§ **Working data**
"""
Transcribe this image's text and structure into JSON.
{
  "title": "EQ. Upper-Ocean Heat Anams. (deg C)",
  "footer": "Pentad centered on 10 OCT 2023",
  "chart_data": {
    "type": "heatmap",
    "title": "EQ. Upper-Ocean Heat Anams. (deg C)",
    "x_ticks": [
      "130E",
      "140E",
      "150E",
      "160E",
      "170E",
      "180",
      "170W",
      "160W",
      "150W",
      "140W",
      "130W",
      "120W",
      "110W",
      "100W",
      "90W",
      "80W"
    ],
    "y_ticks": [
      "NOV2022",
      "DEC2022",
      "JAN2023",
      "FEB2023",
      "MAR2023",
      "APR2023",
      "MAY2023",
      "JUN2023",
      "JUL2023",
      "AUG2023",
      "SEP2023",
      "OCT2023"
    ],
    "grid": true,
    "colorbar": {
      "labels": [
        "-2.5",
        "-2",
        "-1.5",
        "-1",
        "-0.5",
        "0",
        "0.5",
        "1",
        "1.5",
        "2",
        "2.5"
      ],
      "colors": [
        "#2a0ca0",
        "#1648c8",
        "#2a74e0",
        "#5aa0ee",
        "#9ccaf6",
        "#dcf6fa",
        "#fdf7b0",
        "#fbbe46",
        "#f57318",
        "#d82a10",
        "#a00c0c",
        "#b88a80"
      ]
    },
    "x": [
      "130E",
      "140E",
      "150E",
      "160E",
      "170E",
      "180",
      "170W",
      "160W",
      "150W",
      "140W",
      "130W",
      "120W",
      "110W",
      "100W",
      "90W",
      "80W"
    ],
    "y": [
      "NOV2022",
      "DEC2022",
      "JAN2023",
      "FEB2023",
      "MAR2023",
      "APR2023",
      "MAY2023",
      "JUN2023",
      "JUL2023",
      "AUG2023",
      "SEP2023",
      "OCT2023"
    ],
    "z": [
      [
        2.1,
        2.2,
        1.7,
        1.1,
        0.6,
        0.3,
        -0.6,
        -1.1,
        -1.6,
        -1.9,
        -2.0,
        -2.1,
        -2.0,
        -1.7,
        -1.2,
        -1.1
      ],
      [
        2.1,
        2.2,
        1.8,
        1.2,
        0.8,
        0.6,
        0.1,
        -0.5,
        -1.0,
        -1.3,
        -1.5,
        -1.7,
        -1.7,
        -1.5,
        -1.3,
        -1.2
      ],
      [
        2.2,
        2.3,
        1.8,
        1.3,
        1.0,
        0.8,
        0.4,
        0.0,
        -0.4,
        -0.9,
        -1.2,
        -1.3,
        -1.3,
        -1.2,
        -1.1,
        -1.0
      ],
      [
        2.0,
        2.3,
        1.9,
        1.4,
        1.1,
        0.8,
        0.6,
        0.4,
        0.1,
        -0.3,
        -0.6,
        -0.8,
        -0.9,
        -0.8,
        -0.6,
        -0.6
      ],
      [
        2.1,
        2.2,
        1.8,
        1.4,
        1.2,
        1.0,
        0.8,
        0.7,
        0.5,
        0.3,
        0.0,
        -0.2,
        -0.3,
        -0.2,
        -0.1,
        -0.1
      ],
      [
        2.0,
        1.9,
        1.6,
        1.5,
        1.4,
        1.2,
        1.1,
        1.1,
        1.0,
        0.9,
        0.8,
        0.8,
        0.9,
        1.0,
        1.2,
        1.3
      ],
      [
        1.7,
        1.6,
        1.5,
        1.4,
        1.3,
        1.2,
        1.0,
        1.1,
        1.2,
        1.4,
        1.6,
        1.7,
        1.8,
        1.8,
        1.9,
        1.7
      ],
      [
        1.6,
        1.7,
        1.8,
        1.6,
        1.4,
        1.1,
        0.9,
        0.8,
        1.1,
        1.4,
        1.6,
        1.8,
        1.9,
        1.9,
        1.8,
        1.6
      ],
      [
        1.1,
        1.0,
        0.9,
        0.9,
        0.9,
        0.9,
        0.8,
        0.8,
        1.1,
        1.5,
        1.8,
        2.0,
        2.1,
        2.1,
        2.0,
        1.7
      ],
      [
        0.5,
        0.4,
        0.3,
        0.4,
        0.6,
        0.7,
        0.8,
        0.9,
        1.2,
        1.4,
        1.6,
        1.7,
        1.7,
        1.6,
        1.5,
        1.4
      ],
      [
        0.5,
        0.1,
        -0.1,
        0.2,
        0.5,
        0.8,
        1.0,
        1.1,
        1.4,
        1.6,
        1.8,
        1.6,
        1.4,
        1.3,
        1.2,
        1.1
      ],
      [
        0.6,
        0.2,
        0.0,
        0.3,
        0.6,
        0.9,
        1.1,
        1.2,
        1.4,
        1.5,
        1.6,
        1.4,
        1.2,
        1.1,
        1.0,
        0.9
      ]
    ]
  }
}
"""
§ **Exercise details**
In the entries above, find each line with the string "Upper" and copy it.

§ **Right answer**
  "title": "EQ. Upper-Ocean Heat Anams. (deg C)",
    "title": "EQ. Upper-Ocean Heat Anams. (deg C)",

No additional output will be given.